### AIM
Write every entry out again exactly, please, and skip the pictures.

-- BEGIN DATASET EXCERPTS --

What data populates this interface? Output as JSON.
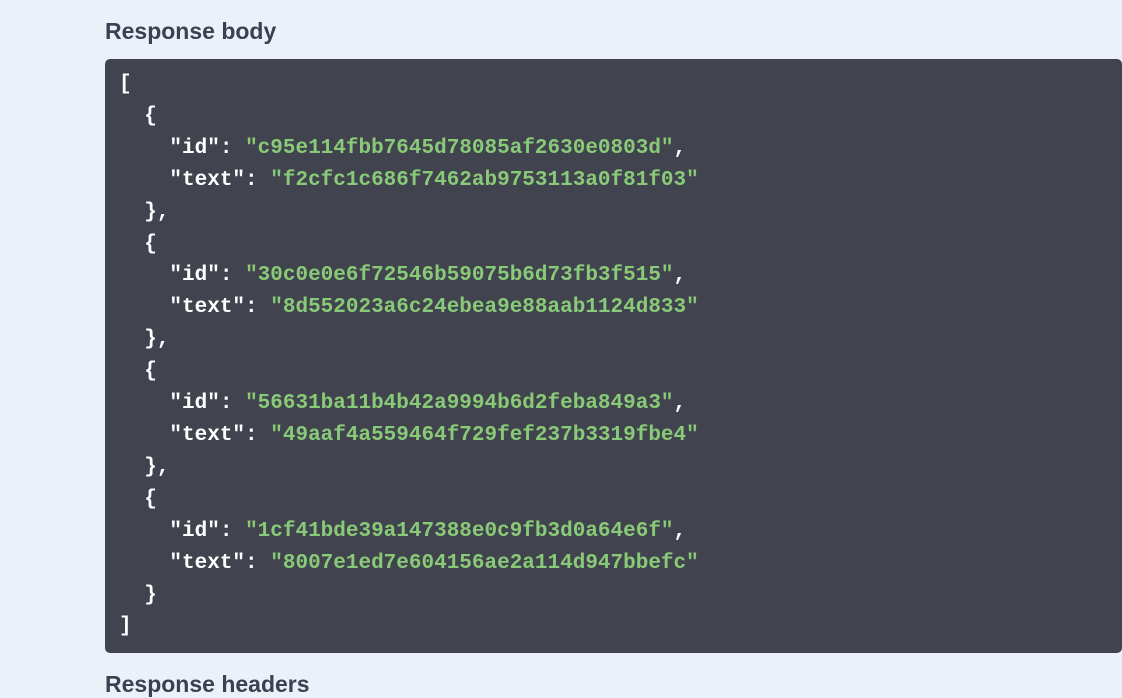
{
  "sections": {
    "response_body_title": "Response body",
    "response_headers_title": "Response headers"
  },
  "json_keys": {
    "id": "id",
    "text": "text"
  },
  "response_body": [
    {
      "id": "c95e114fbb7645d78085af2630e0803d",
      "text": "f2cfc1c686f7462ab9753113a0f81f03"
    },
    {
      "id": "30c0e0e6f72546b59075b6d73fb3f515",
      "text": "8d552023a6c24ebea9e88aab1124d833"
    },
    {
      "id": "56631ba11b4b42a9994b6d2feba849a3",
      "text": "49aaf4a559464f729fef237b3319fbe4"
    },
    {
      "id": "1cf41bde39a147388e0c9fb3d0a64e6f",
      "text": "8007e1ed7e604156ae2a114d947bbefc"
    }
  ]
}
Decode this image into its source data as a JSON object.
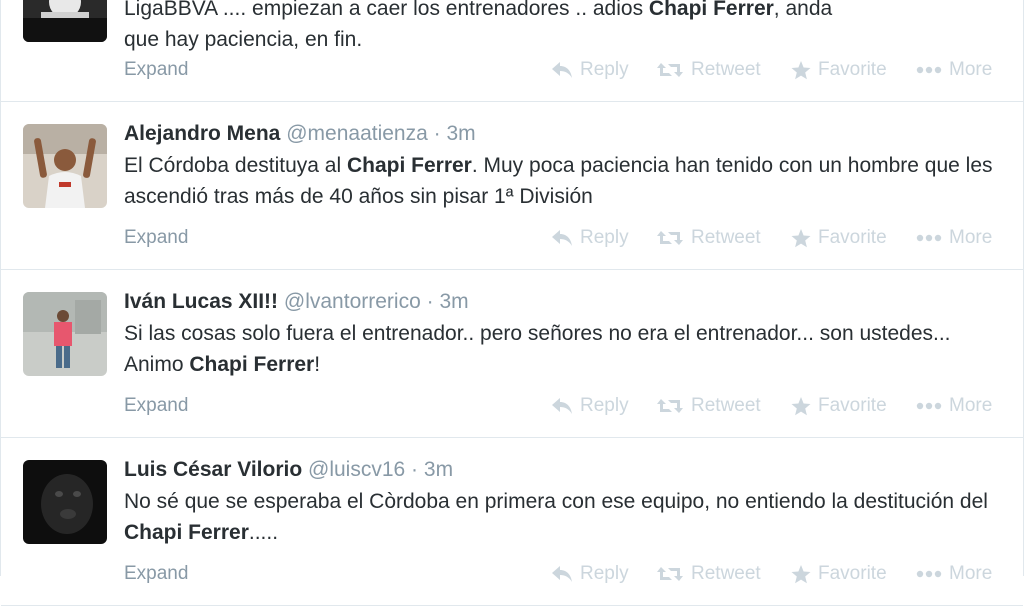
{
  "tweets": [
    {
      "text_lines": [
        "LigaBBVA .... empiezan a caer los entrenadores .. adios ",
        "Chapi Ferrer",
        ", anda",
        "que hay paciencia, en fin."
      ],
      "expand": "Expand"
    },
    {
      "fullname": "Alejandro Mena",
      "handle": "@menaatienza",
      "separator": "·",
      "time": "3m",
      "text_pre": "El Córdoba destituya al ",
      "text_bold": "Chapi Ferrer",
      "text_post": ". Muy poca paciencia han tenido con un hombre que les ascendió tras más de 40 años sin pisar 1ª División",
      "expand": "Expand"
    },
    {
      "fullname": "Iván Lucas XII!!",
      "handle": "@lvantorrerico",
      "separator": "·",
      "time": "3m",
      "text_pre": "Si las cosas solo fuera el entrenador.. pero señores no era el entrenador... son ustedes... Animo ",
      "text_bold": "Chapi Ferrer",
      "text_post": "!",
      "expand": "Expand"
    },
    {
      "fullname": "Luis César Vilorio",
      "handle": "@luiscv16",
      "separator": "·",
      "time": "3m",
      "text_pre": "No sé que se esperaba el Còrdoba en primera con ese equipo, no entiendo la destitución del ",
      "text_bold": "Chapi Ferrer",
      "text_post": ".....",
      "expand": "Expand"
    }
  ],
  "actions": {
    "reply": "Reply",
    "retweet": "Retweet",
    "favorite": "Favorite",
    "more": "More"
  },
  "icons": [
    "reply-icon",
    "retweet-icon",
    "star-icon",
    "more-dots-icon"
  ],
  "colors": {
    "text": "#292f33",
    "muted": "#8899a6",
    "action": "#ccd6dd",
    "divider": "#e1e8ed"
  }
}
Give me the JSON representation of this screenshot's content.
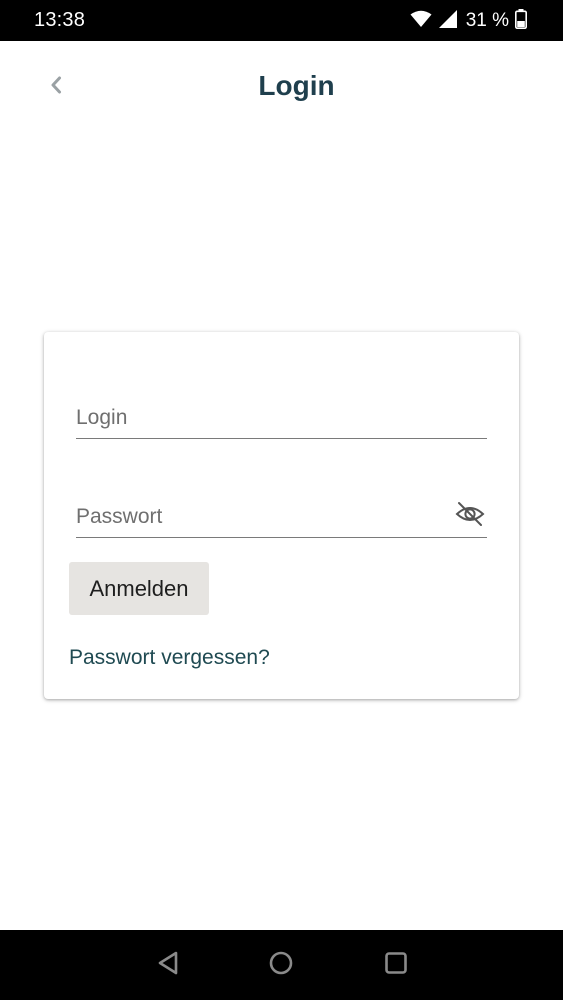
{
  "status_bar": {
    "time": "13:38",
    "battery": "31 %",
    "icons": [
      "wifi-icon",
      "signal-icon",
      "battery-icon"
    ]
  },
  "app_bar": {
    "title": "Login",
    "back_icon": "chevron-left-icon"
  },
  "login_form": {
    "login_field": {
      "value": "",
      "placeholder": "Login"
    },
    "password_field": {
      "value": "",
      "placeholder": "Passwort",
      "visibility_icon": "eye-off-icon"
    },
    "submit_label": "Anmelden",
    "forgot_password_label": "Passwort vergessen?"
  },
  "nav_bar": {
    "buttons": [
      "back-triangle-icon",
      "home-circle-icon",
      "recents-square-icon"
    ]
  },
  "colors": {
    "title": "#1f3f4d",
    "link": "#1f4a52",
    "button_bg": "#e6e4e1",
    "system_bars": "#000000"
  }
}
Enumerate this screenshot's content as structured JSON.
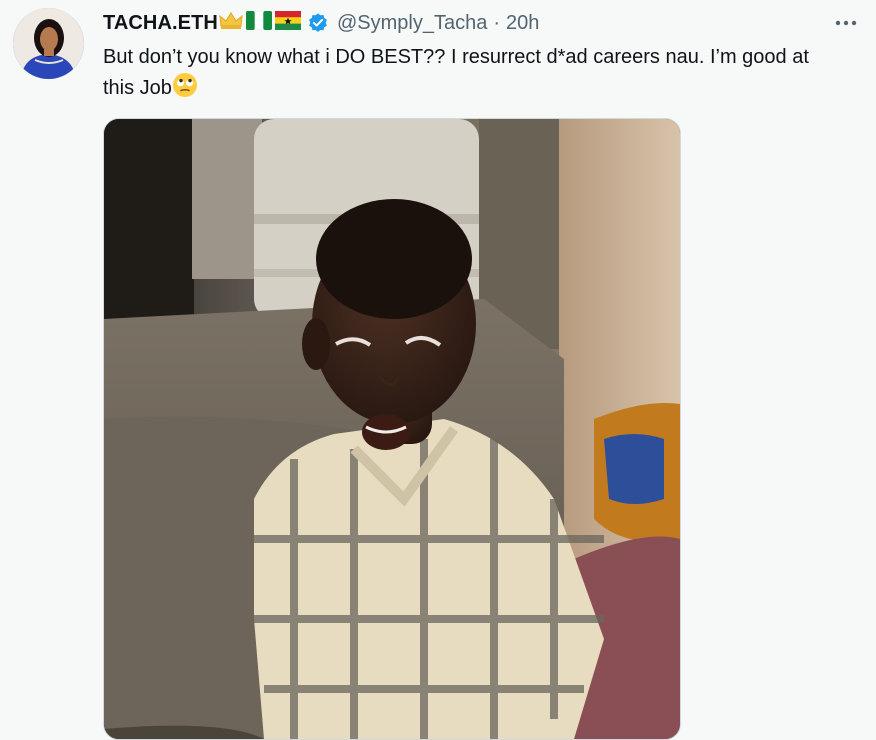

-- END DATASET EXCERPTS --

### ANSWER IN FULL
What data populates this interface? Output as JSON.
{
  "sections": {
    "response_body_title": "Response body",
    "response_headers_title": "Response headers"
  },
  "json_keys": {
    "id": "id",
    "text": "text"
  },
  "response_body": [
    {
      "id": "c95e114fbb7645d78085af2630e0803d",
      "text": "f2cfc1c686f7462ab9753113a0f81f03"
    },
    {
      "id": "30c0e0e6f72546b59075b6d73fb3f515",
      "text": "8d552023a6c24ebea9e88aab1124d833"
    },
    {
      "id": "56631ba11b4b42a9994b6d2feba849a3",
      "text": "49aaf4a559464f729fef237b3319fbe4"
    },
    {
      "id": "1cf41bde39a147388e0c9fb3d0a64e6f",
      "text": "8007e1ed7e604156ae2a114d947bbefc"
    }
  ]
}
Decode this image into its source data as a JSON object.
{
  "tweets": [
    {
      "text_lines": [
        "LigaBBVA .... empiezan a caer los entrenadores .. adios ",
        "Chapi Ferrer",
        ", anda",
        "que hay paciencia, en fin."
      ],
      "expand": "Expand"
    },
    {
      "fullname": "Alejandro Mena",
      "handle": "@menaatienza",
      "separator": "·",
      "time": "3m",
      "text_pre": "El Córdoba destituya al ",
      "text_bold": "Chapi Ferrer",
      "text_post": ". Muy poca paciencia han tenido con un hombre que les ascendió tras más de 40 años sin pisar 1ª División",
      "expand": "Expand"
    },
    {
      "fullname": "Iván Lucas XII!!",
      "handle": "@lvantorrerico",
      "separator": "·",
      "time": "3m",
      "text_pre": "Si las cosas solo fuera el entrenador.. pero señores no era el entrenador... son ustedes... Animo ",
      "text_bold": "Chapi Ferrer",
      "text_post": "!",
      "expand": "Expand"
    },
    {
      "fullname": "Luis César Vilorio",
      "handle": "@luiscv16",
      "separator": "·",
      "time": "3m",
      "text_pre": "No sé que se esperaba el Còrdoba en primera con ese equipo, no entiendo la destitución del ",
      "text_bold": "Chapi Ferrer",
      "text_post": ".....",
      "expand": "Expand"
    }
  ],
  "actions": {
    "reply": "Reply",
    "retweet": "Retweet",
    "favorite": "Favorite",
    "more": "More"
  },
  "icons": [
    "reply-icon",
    "retweet-icon",
    "star-icon",
    "more-dots-icon"
  ],
  "colors": {
    "text": "#292f33",
    "muted": "#8899a6",
    "action": "#ccd6dd",
    "divider": "#e1e8ed"
  }
}
Give me the JSON representation of this screenshot's content.
{
  "status_bar": {
    "time": "13:38",
    "battery": "31 %",
    "icons": [
      "wifi-icon",
      "signal-icon",
      "battery-icon"
    ]
  },
  "app_bar": {
    "title": "Login",
    "back_icon": "chevron-left-icon"
  },
  "login_form": {
    "login_field": {
      "value": "",
      "placeholder": "Login"
    },
    "password_field": {
      "value": "",
      "placeholder": "Passwort",
      "visibility_icon": "eye-off-icon"
    },
    "submit_label": "Anmelden",
    "forgot_password_label": "Passwort vergessen?"
  },
  "nav_bar": {
    "buttons": [
      "back-triangle-icon",
      "home-circle-icon",
      "recents-square-icon"
    ]
  },
  "colors": {
    "title": "#1f3f4d",
    "link": "#1f4a52",
    "button_bg": "#e6e4e1",
    "system_bars": "#000000"
  }
}
Enumerate this screenshot's content as structured JSON.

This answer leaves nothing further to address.